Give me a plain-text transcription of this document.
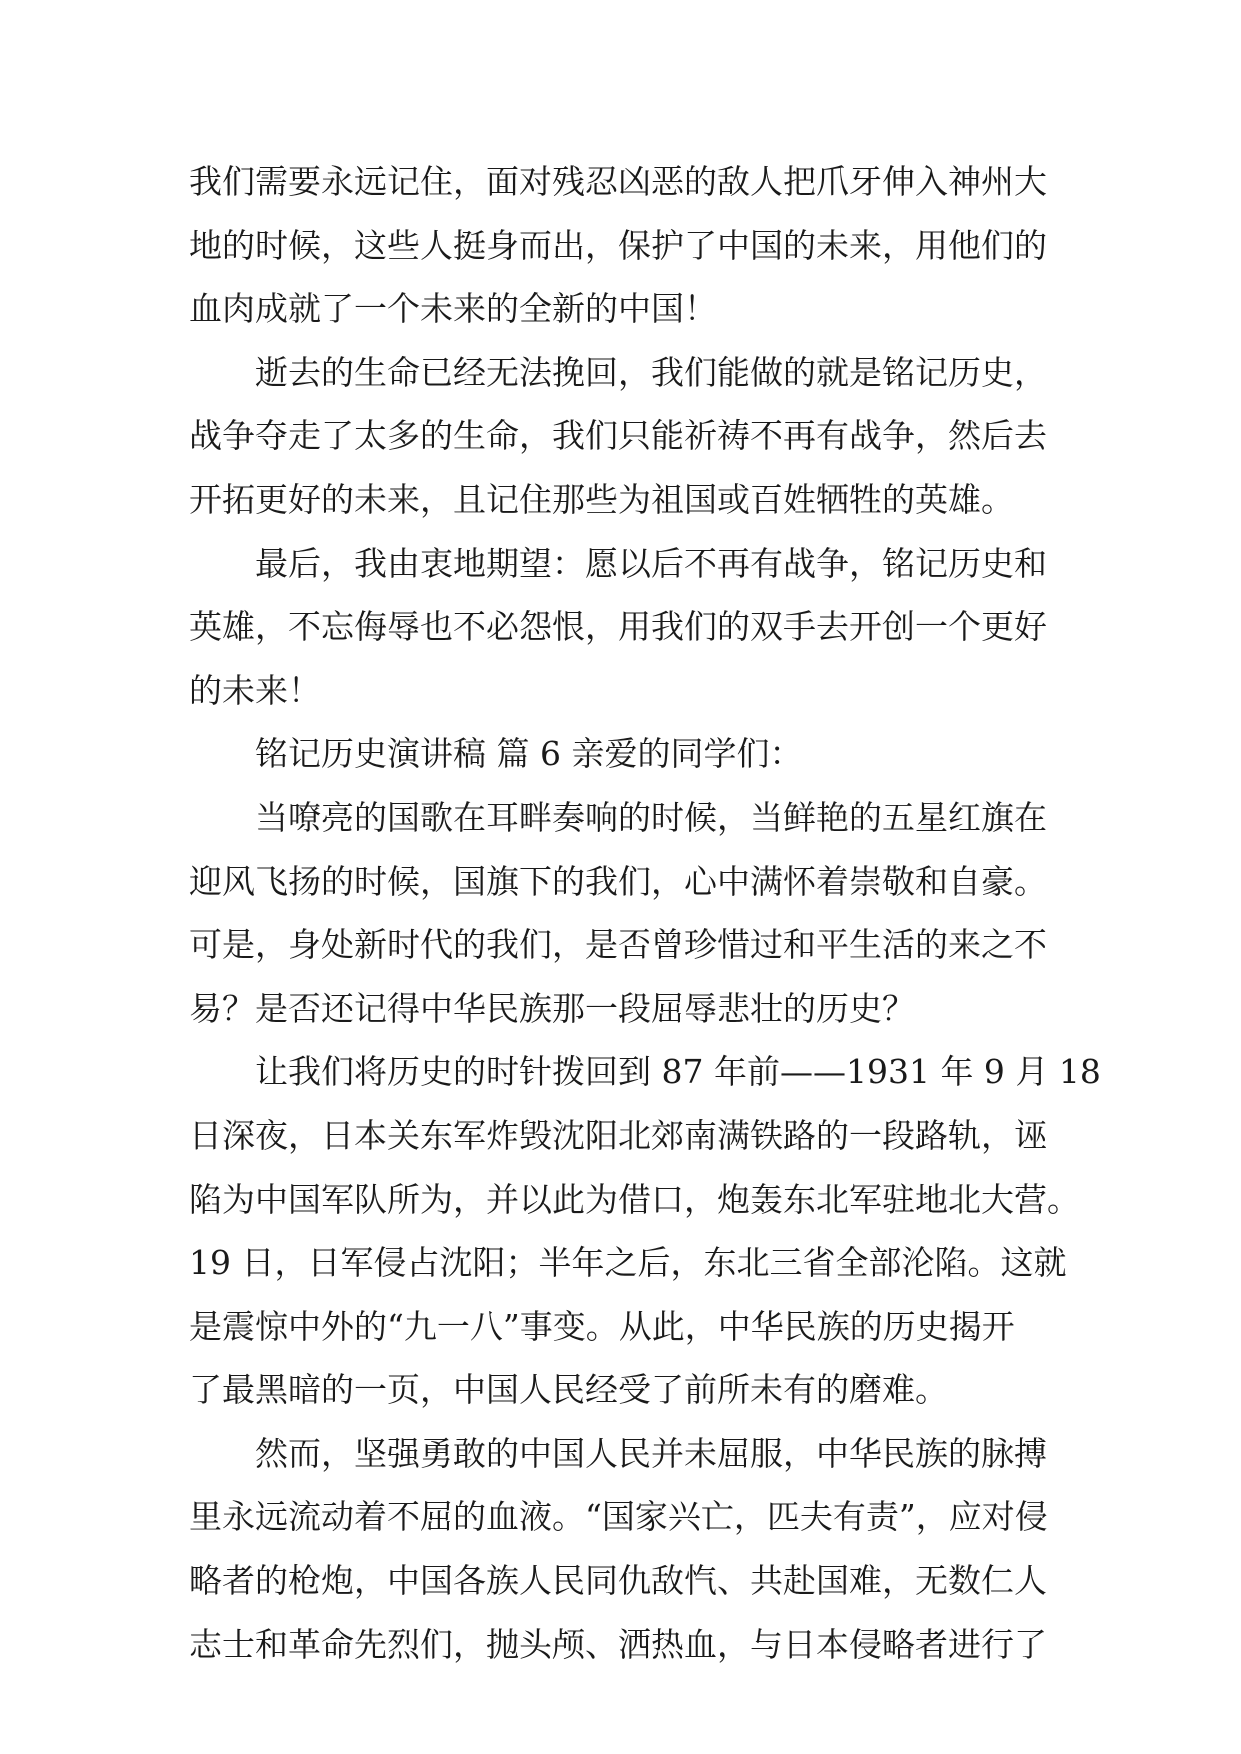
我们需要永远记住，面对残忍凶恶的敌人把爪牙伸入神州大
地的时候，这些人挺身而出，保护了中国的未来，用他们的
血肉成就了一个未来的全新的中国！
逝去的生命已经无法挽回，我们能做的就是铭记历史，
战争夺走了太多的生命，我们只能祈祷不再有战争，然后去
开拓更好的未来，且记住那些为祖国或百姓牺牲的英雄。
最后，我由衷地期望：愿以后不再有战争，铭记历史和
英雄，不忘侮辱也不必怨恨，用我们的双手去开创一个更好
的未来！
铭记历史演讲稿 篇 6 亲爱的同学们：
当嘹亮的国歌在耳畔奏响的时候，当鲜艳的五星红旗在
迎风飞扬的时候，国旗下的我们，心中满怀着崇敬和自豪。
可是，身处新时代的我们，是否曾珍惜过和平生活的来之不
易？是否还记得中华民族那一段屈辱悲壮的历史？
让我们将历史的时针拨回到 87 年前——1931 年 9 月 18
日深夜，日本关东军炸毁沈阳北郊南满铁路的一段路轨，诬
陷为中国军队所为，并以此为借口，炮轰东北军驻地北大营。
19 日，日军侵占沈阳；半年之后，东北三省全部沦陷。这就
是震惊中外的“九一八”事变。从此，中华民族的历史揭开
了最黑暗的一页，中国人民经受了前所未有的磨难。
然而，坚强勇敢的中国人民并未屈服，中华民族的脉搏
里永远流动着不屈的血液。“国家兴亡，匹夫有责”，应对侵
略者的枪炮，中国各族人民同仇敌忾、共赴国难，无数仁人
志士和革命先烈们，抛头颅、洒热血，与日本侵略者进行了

------------------------------

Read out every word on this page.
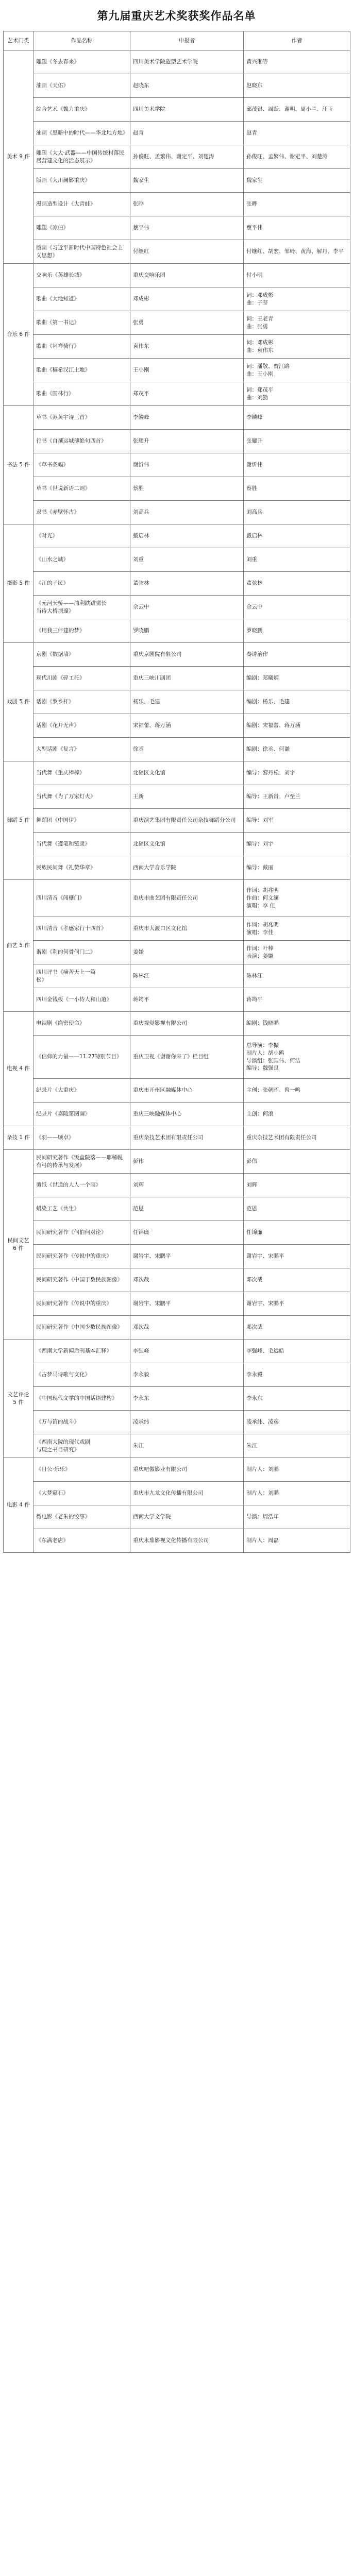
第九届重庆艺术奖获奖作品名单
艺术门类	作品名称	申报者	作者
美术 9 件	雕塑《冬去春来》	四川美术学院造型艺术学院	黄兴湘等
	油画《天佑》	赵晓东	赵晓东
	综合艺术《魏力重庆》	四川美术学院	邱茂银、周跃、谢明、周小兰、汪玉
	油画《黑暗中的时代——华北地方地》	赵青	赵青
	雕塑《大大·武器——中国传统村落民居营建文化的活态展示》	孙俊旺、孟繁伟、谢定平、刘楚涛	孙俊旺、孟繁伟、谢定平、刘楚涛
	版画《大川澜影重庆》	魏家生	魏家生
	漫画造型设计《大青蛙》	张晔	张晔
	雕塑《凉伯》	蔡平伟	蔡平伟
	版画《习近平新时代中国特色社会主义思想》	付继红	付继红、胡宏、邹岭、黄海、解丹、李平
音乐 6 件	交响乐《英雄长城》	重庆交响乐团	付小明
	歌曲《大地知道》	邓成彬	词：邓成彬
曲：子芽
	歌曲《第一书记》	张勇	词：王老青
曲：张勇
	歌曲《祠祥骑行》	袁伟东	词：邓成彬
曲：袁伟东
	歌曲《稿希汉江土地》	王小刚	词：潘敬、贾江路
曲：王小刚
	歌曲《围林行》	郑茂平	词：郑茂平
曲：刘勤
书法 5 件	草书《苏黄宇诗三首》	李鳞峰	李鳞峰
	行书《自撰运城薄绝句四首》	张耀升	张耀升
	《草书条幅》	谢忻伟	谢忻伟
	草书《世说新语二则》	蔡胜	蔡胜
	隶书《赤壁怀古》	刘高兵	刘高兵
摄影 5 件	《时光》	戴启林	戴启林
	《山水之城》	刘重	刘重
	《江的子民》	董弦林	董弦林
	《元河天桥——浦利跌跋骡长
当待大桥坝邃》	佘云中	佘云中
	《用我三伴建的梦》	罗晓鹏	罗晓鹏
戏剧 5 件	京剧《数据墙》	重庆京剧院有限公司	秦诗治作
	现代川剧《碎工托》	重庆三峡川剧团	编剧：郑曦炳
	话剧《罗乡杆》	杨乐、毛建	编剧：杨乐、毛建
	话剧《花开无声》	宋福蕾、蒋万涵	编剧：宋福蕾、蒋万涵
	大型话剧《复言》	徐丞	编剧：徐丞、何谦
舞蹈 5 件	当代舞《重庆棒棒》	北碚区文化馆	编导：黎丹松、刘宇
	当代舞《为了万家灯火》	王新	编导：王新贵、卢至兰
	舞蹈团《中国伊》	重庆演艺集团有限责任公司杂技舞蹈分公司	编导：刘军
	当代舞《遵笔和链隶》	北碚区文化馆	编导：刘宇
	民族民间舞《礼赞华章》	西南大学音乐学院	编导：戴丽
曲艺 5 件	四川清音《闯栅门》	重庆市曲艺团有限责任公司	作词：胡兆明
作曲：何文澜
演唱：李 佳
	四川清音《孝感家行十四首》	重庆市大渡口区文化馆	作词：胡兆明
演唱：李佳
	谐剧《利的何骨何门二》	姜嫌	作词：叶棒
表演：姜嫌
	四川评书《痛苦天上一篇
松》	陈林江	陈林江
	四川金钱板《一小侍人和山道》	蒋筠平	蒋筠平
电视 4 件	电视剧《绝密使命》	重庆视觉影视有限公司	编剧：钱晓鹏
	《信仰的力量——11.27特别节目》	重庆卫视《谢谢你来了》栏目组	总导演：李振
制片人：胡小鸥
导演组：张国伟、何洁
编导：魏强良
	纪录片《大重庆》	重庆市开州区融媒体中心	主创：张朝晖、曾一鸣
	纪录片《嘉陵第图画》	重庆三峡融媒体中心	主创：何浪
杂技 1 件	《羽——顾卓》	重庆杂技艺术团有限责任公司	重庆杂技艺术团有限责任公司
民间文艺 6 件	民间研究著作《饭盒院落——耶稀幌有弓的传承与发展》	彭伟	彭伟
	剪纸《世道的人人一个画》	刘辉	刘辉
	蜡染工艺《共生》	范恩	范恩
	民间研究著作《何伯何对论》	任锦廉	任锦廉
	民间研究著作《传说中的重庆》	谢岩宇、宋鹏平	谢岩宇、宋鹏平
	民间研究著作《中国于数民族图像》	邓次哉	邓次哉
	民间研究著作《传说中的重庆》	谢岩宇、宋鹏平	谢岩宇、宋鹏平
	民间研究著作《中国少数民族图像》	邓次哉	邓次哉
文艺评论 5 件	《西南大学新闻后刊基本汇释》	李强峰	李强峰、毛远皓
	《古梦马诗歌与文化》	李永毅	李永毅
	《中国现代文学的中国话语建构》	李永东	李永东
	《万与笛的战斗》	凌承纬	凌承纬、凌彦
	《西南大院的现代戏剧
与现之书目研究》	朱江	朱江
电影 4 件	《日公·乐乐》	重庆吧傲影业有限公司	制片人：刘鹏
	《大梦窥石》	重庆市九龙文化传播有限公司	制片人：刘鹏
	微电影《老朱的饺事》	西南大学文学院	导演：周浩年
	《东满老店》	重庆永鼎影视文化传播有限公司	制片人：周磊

------------------------------

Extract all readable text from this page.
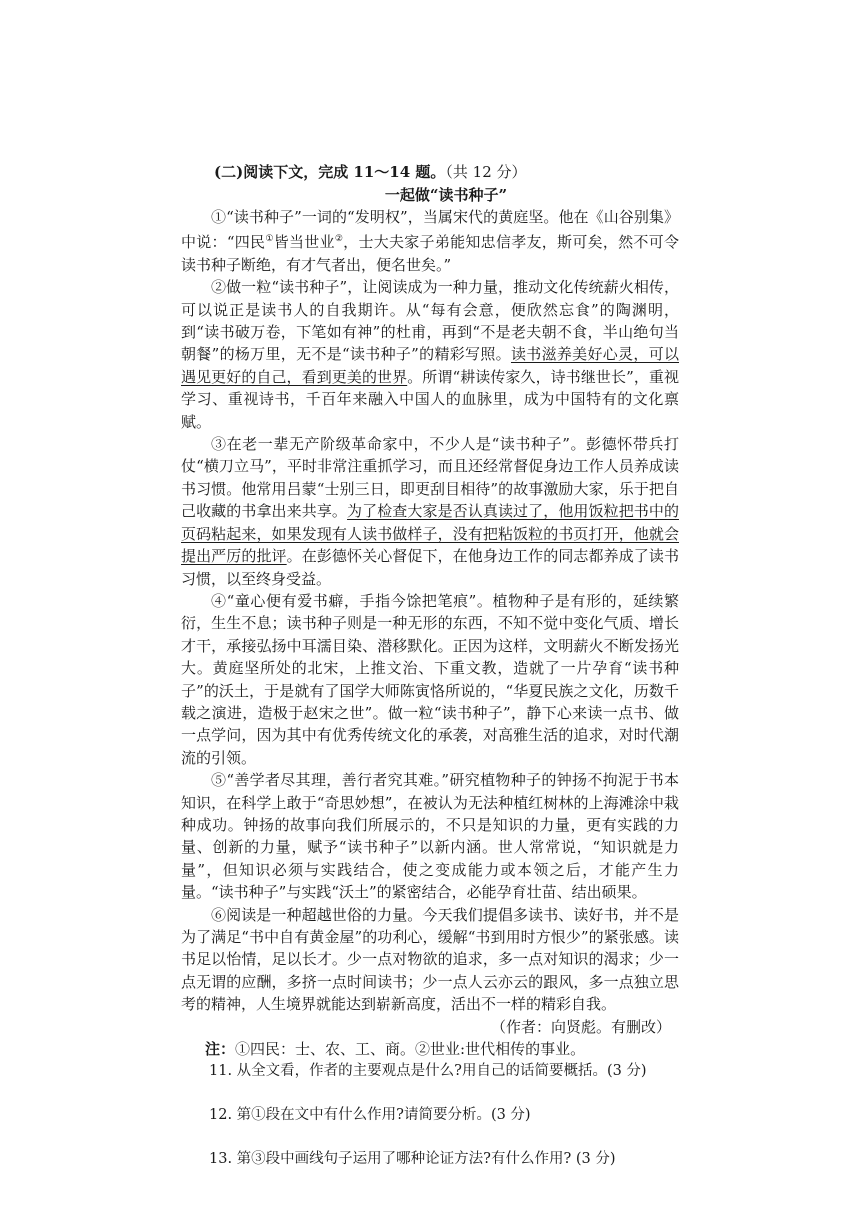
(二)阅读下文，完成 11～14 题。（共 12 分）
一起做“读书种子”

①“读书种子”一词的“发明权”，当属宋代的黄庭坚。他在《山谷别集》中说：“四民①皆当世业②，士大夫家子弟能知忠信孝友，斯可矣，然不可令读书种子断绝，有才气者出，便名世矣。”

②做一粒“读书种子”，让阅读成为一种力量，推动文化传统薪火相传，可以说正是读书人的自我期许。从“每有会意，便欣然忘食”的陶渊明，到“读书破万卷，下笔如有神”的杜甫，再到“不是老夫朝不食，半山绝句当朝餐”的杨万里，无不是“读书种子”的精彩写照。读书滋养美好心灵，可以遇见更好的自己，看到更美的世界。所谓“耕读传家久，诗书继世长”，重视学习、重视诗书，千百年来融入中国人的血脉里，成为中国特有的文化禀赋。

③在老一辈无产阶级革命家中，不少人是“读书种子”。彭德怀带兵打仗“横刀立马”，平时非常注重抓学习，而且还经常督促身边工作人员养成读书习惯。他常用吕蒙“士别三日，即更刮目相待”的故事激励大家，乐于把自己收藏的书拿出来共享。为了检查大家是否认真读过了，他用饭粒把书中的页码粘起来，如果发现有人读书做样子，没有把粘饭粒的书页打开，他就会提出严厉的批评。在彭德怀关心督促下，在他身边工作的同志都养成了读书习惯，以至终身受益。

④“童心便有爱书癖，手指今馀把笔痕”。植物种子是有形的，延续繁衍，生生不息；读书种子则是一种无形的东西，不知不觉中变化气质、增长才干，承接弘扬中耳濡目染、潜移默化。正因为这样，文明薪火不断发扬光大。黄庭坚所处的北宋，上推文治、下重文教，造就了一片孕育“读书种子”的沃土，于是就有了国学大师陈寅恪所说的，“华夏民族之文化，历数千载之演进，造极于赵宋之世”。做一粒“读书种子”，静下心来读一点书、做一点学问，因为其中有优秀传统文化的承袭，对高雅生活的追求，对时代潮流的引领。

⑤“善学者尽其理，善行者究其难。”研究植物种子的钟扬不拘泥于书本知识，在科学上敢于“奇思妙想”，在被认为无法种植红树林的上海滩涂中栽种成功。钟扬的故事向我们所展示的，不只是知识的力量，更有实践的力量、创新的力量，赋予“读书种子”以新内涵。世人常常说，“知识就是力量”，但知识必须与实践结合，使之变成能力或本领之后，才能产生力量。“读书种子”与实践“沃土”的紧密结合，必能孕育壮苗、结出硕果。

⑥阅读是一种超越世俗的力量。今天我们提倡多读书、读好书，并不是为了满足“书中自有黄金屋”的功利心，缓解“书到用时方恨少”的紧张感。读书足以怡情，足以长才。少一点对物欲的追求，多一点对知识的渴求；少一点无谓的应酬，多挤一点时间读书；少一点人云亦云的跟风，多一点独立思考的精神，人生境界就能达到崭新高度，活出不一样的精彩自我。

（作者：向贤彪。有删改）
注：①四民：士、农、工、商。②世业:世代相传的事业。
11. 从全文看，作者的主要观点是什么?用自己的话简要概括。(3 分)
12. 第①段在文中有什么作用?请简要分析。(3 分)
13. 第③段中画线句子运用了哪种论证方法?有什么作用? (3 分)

------------------------------

▶ _What you need to do_:
Find each line holding "四川清音". Copy it out.

▶ _Finished exercise_:
曲艺 5 件	四川清音《闯栅门》	重庆市曲艺团有限责任公司	作词：胡兆明
	四川清音《孝感家行十四首》	重庆市大渡口区文化馆	作词：胡兆明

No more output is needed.